*** Records shown ***
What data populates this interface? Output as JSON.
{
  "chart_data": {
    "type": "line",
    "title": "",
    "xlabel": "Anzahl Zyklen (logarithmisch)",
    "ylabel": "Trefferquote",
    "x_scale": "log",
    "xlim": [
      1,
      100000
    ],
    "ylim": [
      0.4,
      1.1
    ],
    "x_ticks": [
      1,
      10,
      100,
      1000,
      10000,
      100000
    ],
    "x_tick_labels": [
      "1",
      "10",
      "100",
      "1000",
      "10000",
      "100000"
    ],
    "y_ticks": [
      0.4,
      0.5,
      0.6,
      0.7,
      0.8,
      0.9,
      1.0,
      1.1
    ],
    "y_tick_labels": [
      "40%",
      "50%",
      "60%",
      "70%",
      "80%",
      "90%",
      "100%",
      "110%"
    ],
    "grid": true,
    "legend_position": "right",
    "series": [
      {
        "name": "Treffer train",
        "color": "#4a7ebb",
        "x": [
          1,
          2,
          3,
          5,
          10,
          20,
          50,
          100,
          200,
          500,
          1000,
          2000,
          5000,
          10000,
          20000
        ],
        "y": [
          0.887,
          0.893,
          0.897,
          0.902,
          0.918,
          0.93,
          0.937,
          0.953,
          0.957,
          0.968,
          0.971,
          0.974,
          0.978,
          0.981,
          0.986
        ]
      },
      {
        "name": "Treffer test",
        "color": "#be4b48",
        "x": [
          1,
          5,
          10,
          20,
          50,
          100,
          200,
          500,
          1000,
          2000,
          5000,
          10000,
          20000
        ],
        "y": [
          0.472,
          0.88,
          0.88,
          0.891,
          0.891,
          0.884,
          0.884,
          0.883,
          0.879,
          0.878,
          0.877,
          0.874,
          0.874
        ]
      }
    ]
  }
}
***
*Goal*
Counting only lines of the data above that hold "name", report the total and nothing else.

*Response to the task*
2